--- START Task inputs ---

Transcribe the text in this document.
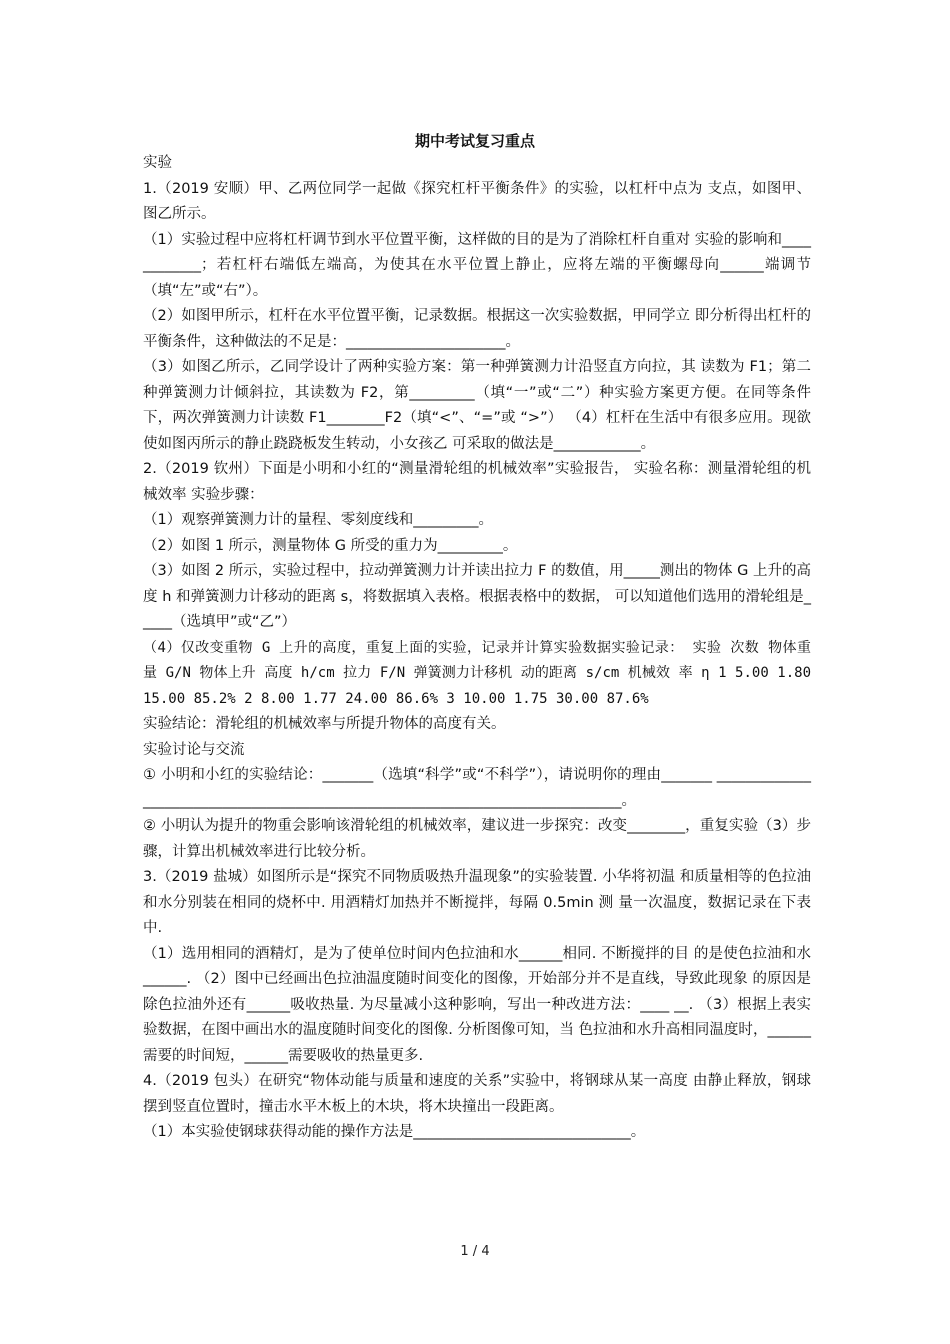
期中考试复习重点

实验

1.（2019 安顺）甲、乙两位同学一起做《探究杠杆平衡条件》的实验，以杠杆中点为 支点，如图甲、图乙所示。

（1）实验过程中应将杠杆调节到水平位置平衡，这样做的目的是为了消除杠杆自重对 实验的影响和____________；若杠杆右端低左端高，为使其在水平位置上静止，应将左端的平衡螺母向______端调节（填“左”或“右”）。

（2）如图甲所示，杠杆在水平位置平衡，记录数据。根据这一次实验数据，甲同学立 即分析得出杠杆的平衡条件，这种做法的不足是：______________________。

（3）如图乙所示，乙同学设计了两种实验方案：第一种弹簧测力计沿竖直方向拉，其 读数为 F1；第二种弹簧测力计倾斜拉，其读数为 F2，第_________（填“一”或“二”）种实验方案更方便。在同等条件下，两次弹簧测力计读数 F1________F2（填“<”、“=”或 “>”） （4）杠杆在生活中有很多应用。现欲使如图丙所示的静止跷跷板发生转动，小女孩乙 可采取的做法是____________。

2.（2019 钦州）下面是小明和小红的“测量滑轮组的机械效率”实验报告， 实验名称：测量滑轮组的机械效率 实验步骤：

（1）观察弹簧测力计的量程、零刻度线和_________。

（2）如图 1 所示，测量物体 G 所受的重力为_________。

（3）如图 2 所示，实验过程中，拉动弹簧测力计并读出拉力 F 的数值，用_____测出的物体 G 上升的高度 h 和弹簧测力计移动的距离 s，将数据填入表格。根据表格中的数据， 可以知道他们选用的滑轮组是_____（选填甲”或“乙”）

（4）仅改变重物 G 上升的高度，重复上面的实验，记录并计算实验数据实验记录： 实验 次数 物体重 量 G/N 物体上升 高度 h/cm 拉力 F/N 弹簧测力计移机 动的距离 s/cm 机械效 率 η 1 5.00 1.80 15.00 85.2% 2 8.00 1.77 24.00 86.6% 3 10.00 1.75 30.00 87.6%

实验结论：滑轮组的机械效率与所提升物体的高度有关。

实验讨论与交流

① 小明和小红的实验结论：_______（选填“科学”或“不科学”），请说明你的理由_______ _______________________________________________________________________________。

② 小明认为提升的物重会影响该滑轮组的机械效率，建议进一步探究：改变________，重复实验（3）步骤，计算出机械效率进行比较分析。

3.（2019 盐城）如图所示是“探究不同物质吸热升温现象”的实验装置. 小华将初温 和质量相等的色拉油和水分别装在相同的烧杯中. 用酒精灯加热并不断搅拌，每隔 0.5min 测 量一次温度，数据记录在下表中.

（1）选用相同的酒精灯，是为了使单位时间内色拉油和水______相同. 不断搅拌的目 的是使色拉油和水______. （2）图中已经画出色拉油温度随时间变化的图像，开始部分并不是直线，导致此现象 的原因是除色拉油外还有______吸收热量. 为尽量减小这种影响，写出一种改进方法：____ __. （3）根据上表实验数据，在图中画出水的温度随时间变化的图像. 分析图像可知，当 色拉油和水升高相同温度时，______需要的时间短，______需要吸收的热量更多.

4.（2019 包头）在研究“物体动能与质量和速度的关系”实验中，将钢球从某一高度 由静止释放，钢球摆到竖直位置时，撞击水平木板上的木块，将木块撞出一段距离。

（1）本实验使钢球获得动能的操作方法是______________________________。

1 / 4
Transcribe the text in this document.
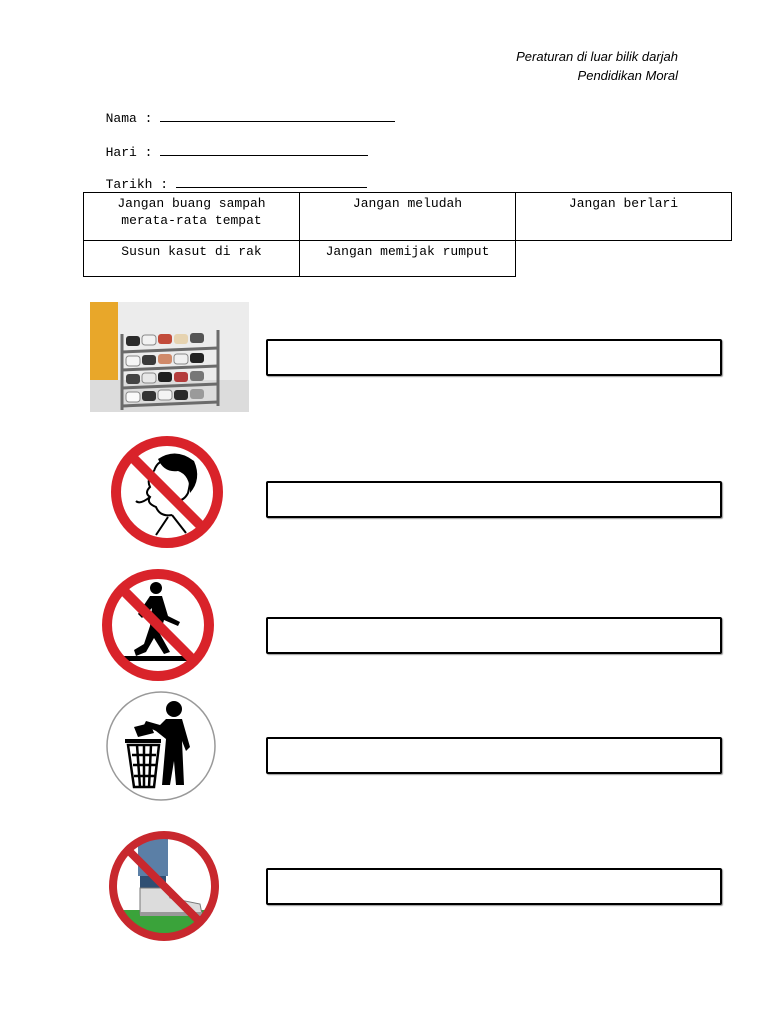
Peraturan di luar bilik darjah
Pendidikan Moral

Nama :

Hari :

Tarikh :

Jangan buang sampah merata-rata tempat	Jangan meludah	Jangan berlari
Susun kasut di rak	Jangan memijak rumput	
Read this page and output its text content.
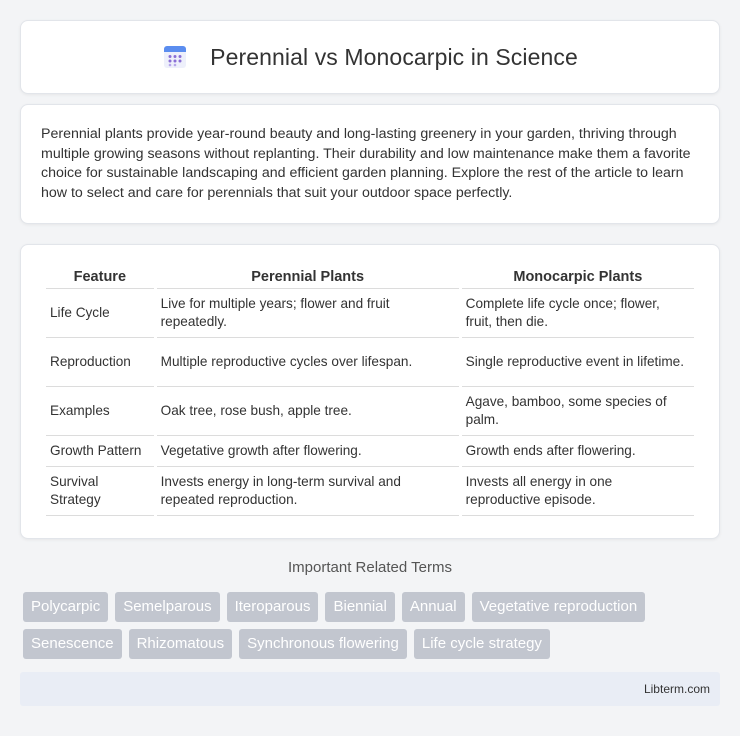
Perennial vs Monocarpic in Science

Perennial plants provide year-round beauty and long-lasting greenery in your garden, thriving through multiple growing seasons without replanting. Their durability and low maintenance make them a favorite choice for sustainable landscaping and efficient garden planning. Explore the rest of the article to learn how to select and care for perennials that suit your outdoor space perfectly.

Feature	Perennial Plants	Monocarpic Plants
Life Cycle	Live for multiple years; flower and fruit repeatedly.	Complete life cycle once; flower, fruit, then die.
Reproduction	Multiple reproductive cycles over lifespan.	Single reproductive event in lifetime.
Examples	Oak tree, rose bush, apple tree.	Agave, bamboo, some species of palm.
Growth Pattern	Vegetative growth after flowering.	Growth ends after flowering.
Survival Strategy	Invests energy in long-term survival and repeated reproduction.	Invests all energy in one reproductive episode.
Important Related Terms
Polycarpic	Semelparous	Iteroparous	Biennial	Annual	Vegetative reproduction
Senescence	Rhizomatous	Synchronous flowering	Life cycle strategy
Libterm.com
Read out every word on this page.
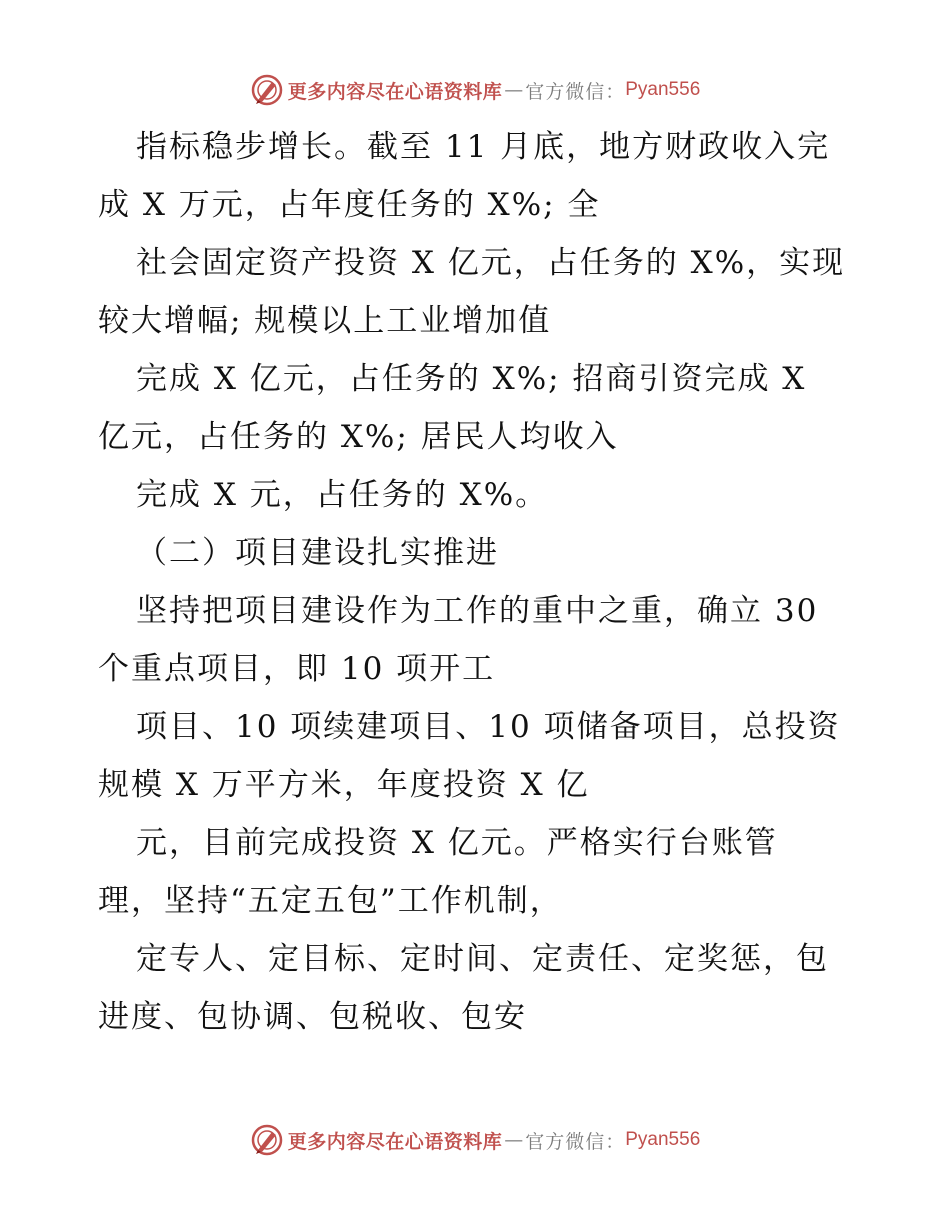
更多内容尽在心语资料库 — 官方微信： Pyan556
指标稳步增长。截至 11 月底，地方财政收入完
成 X 万元，占年度任务的 X%; 全
社会固定资产投资 X 亿元，占任务的 X%，实现
较大增幅; 规模以上工业增加值
完成 X 亿元，占任务的 X%; 招商引资完成 X
亿元，占任务的 X%; 居民人均收入
完成 X 元，占任务的 X%。
（二）项目建设扎实推进
坚持把项目建设作为工作的重中之重，确立 30
个重点项目，即 10 项开工
项目、10 项续建项目、10 项储备项目，总投资
规模 X 万平方米，年度投资 X 亿
元，目前完成投资 X 亿元。严格实行台账管
理，坚持“五定五包”工作机制，
定专人、定目标、定时间、定责任、定奖惩，包
进度、包协调、包税收、包安
更多内容尽在心语资料库 — 官方微信： Pyan556
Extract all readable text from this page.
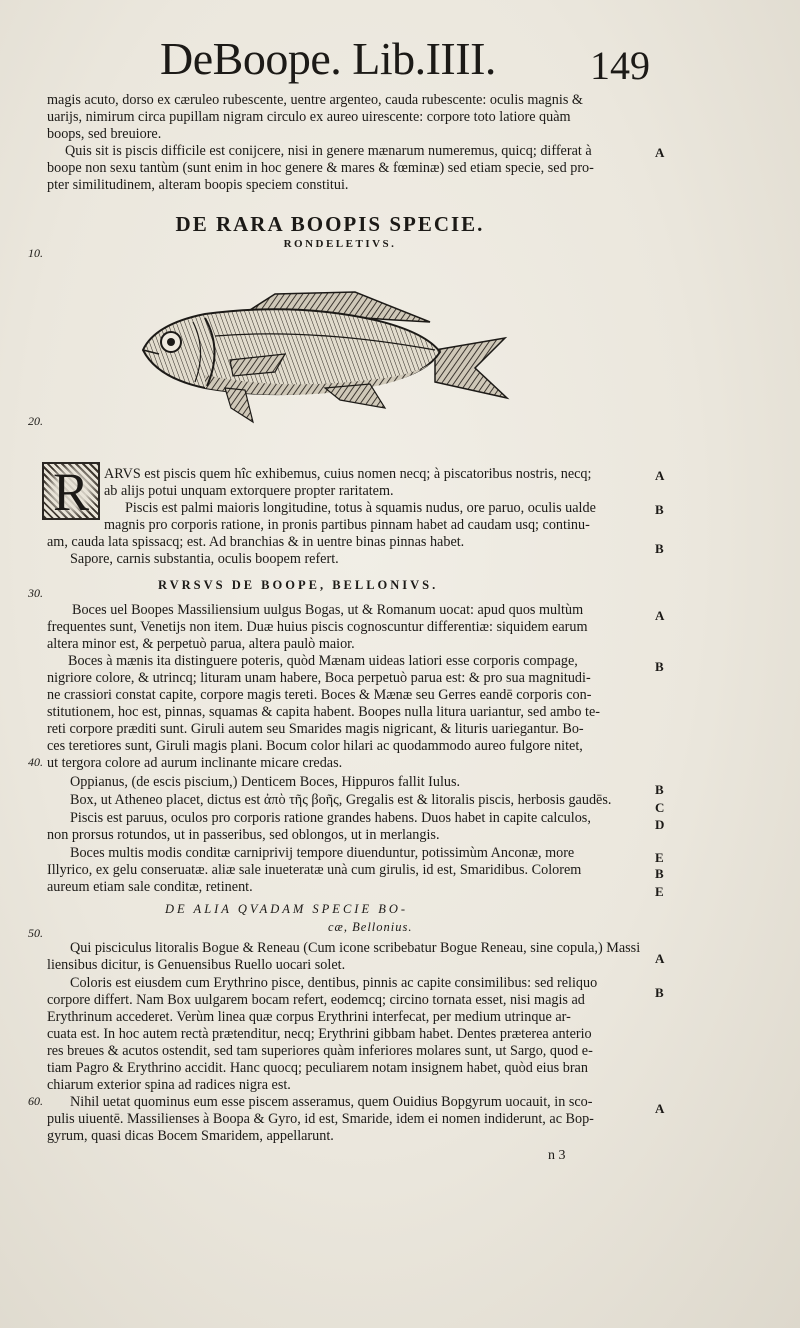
DeBoope. Lib.IIII. 149
magis acuto, dorso ex cæruleo rubescente, uentre argenteo, cauda rubescente: oculis magnis &
uarijs, nimirum circa pupillam nigram circulo ex aureo uirescente: corpore toto latiore quàm
boops, sed breuiore.
Quis sit is piscis difficile est conijcere, nisi in genere mænarum numeremus, quicq; differat à
boope non sexu tantùm (sunt enim in hoc genere & mares & fœminæ) sed etiam specie, sed pro-
pter similitudinem, alteram boopis speciem constitui.
DE RARA BOOPIS SPECIE.
RONDELETIVS.
R	ARVS est piscis quem hîc exhibemus, cuius nomen necq; à piscatoribus nostris, necq;
ab alijs potui unquam extorquere propter raritatem.
Piscis est palmi maioris longitudine, totus à squamis nudus, ore paruo, oculis ualde
magnis pro corporis ratione, in pronis partibus pinnam habet ad caudam usq; continu-
am, cauda lata spissacq; est. Ad branchias & in uentre binas pinnas habet.
Sapore, carnis substantia, oculis boopem refert.
RVRSVS DE BOOPE, BELLONIVS.
Boces uel Boopes Massiliensium uulgus Bogas, ut & Romanum uocat: apud quos multùm
frequentes sunt, Venetijs non item. Duæ huius piscis cognoscuntur differentiæ: siquidem earum
altera minor est, & perpetuò parua, altera paulò maior.
Boces à mænis ita distinguere poteris, quòd Mænam uideas latiori esse corporis compage,
nigriore colore, & utrincq; lituram unam habere, Boca perpetuò parua est: & pro sua magnitudi-
ne crassiori constat capite, corpore magis tereti. Boces & Mænæ seu Gerres eandē corporis con-
stitutionem, hoc est, pinnas, squamas & capita habent. Boopes nulla litura uariantur, sed ambo te-
reti corpore præditi sunt. Giruli autem seu Smarides magis nigricant, & lituris uariegantur. Bo-
ces teretiores sunt, Giruli magis plani. Bocum color hilari ac quodammodo aureo fulgore nitet,
ut tergora colore ad aurum inclinante micare credas.
Oppianus, (de escis piscium,) Denticem Boces, Hippuros fallit Iulus.
Box, ut Atheneo placet, dictus est ἀπὸ τῆς βοῆς, Gregalis est & litoralis piscis, herbosis gaudēs.
Piscis est paruus, oculos pro corporis ratione grandes habens. Duos habet in capite calculos,
non prorsus rotundos, ut in passeribus, sed oblongos, ut in merlangis.
Boces multis modis conditæ carniprivij tempore diuenduntur, potissimùm Anconæ, more
Illyrico, ex gelu conseruatæ. aliæ sale inueteratæ unà cum girulis, id est, Smaridibus. Colorem
aureum etiam sale conditæ, retinent.
DE ALIA QVADAM SPECIE BO-
cæ, Bellonius.
Qui pisciculus litoralis Bogue & Reneau (Cum icone scribebatur Bogue Reneau, sine copula,) Massi
liensibus dicitur, is Genuensibus Ruello uocari solet.
Coloris est eiusdem cum Erythrino pisce, dentibus, pinnis ac capite consimilibus: sed reliquo
corpore differt. Nam Box uulgarem bocam refert, eodemcq; circino tornata esset, nisi magis ad
Erythrinum accederet. Verùm linea quæ corpus Erythrini interfecat, per medium utrinque ar-
cuata est. In hoc autem rectà prætenditur, necq; Erythrini gibbam habet. Dentes præterea anterio
res breues & acutos ostendit, sed tam superiores quàm inferiores molares sunt, ut Sargo, quod e-
tiam Pagro & Erythrino accidit. Hanc quocq; peculiarem notam insignem habet, quòd eius bran
chiarum exterior spina ad radices nigra est.
Nihil uetat quominus eum esse piscem asseramus, quem Ouidius Bopgyrum uocauit, in sco-
pulis uiuentē. Massilienses à Boopa & Gyro, id est, Smaride, idem ei nomen indiderunt, ac Bop-
gyrum, quasi dicas Bocem Smaridem, appellarunt.
A
A
B
B
A
B
B
C
D
E
B
E
A
B
A
10.
20.
30.
40.
50.
60.
n 3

--- END Task inputs ---

Stated exercise — In the lines above, locate the string "flowering". Copy every line where it occurs.

Answer to the exercise —
Growth Pattern	Vegetative growth after flowering.	Growth ends after flowering.
Senescence	Rhizomatous	Synchronous flowering	Life cycle strategy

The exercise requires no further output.